◆ Work to be completed
Filter the lines below, copying only those with the string "giống".

────────

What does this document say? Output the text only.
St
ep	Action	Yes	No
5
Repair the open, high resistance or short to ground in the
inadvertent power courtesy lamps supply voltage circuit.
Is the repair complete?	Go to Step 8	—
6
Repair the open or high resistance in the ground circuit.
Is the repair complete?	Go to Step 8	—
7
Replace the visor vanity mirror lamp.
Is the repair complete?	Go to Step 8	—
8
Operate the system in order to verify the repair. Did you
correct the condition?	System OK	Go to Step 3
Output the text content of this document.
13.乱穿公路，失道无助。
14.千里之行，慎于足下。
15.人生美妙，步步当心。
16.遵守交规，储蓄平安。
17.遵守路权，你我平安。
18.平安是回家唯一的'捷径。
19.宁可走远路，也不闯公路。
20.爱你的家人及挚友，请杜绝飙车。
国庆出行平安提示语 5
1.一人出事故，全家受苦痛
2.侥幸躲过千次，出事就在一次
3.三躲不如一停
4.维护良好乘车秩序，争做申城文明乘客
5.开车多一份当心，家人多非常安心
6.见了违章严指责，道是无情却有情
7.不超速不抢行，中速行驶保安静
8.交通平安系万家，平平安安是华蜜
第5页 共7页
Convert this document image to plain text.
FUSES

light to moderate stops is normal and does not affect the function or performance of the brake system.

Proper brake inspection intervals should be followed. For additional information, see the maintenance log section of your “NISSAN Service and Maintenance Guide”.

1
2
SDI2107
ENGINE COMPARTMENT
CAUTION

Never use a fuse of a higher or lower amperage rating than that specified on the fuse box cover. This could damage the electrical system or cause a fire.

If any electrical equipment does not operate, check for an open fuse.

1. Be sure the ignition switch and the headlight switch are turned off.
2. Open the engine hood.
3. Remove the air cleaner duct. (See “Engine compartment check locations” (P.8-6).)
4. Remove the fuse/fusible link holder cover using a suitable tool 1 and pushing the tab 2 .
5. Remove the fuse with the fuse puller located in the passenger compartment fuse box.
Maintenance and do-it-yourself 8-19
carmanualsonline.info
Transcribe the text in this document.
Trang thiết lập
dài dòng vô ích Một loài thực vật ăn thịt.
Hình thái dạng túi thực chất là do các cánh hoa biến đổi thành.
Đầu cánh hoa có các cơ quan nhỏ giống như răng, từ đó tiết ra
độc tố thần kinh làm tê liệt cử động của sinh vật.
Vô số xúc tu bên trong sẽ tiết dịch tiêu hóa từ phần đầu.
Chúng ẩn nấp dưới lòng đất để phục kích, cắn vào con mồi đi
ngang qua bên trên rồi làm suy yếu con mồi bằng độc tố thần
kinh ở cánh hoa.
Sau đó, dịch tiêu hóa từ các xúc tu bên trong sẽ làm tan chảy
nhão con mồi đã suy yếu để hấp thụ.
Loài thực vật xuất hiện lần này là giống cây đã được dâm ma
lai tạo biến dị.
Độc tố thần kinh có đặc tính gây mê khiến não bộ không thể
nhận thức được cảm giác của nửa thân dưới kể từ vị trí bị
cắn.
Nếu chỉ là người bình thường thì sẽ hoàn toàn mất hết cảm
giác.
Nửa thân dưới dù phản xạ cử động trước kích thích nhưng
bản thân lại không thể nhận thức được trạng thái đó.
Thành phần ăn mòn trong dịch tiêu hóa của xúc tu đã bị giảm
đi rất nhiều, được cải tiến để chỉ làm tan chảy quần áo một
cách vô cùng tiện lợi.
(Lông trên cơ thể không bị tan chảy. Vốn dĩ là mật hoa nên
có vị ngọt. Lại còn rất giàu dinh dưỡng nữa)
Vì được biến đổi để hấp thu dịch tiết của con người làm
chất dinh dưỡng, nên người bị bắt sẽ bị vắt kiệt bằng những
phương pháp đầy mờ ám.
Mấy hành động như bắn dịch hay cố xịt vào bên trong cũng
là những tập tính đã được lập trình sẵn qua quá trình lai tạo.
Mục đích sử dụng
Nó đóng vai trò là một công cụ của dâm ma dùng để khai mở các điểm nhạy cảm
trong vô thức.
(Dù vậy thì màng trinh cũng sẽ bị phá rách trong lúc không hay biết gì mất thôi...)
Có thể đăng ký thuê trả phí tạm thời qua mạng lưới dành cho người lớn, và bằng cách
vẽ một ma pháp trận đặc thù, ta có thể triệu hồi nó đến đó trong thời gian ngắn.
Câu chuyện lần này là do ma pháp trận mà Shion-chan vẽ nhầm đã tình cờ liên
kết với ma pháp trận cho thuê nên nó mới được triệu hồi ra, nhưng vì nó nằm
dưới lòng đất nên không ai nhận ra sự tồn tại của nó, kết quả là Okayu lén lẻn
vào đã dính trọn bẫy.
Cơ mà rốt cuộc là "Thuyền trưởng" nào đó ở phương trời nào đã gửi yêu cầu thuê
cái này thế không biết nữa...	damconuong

────────

◆ The result
Đầu cánh hoa có các cơ quan nhỏ giống như răng, từ đó tiết ra
Loài thực vật xuất hiện lần này là giống cây đã được dâm ma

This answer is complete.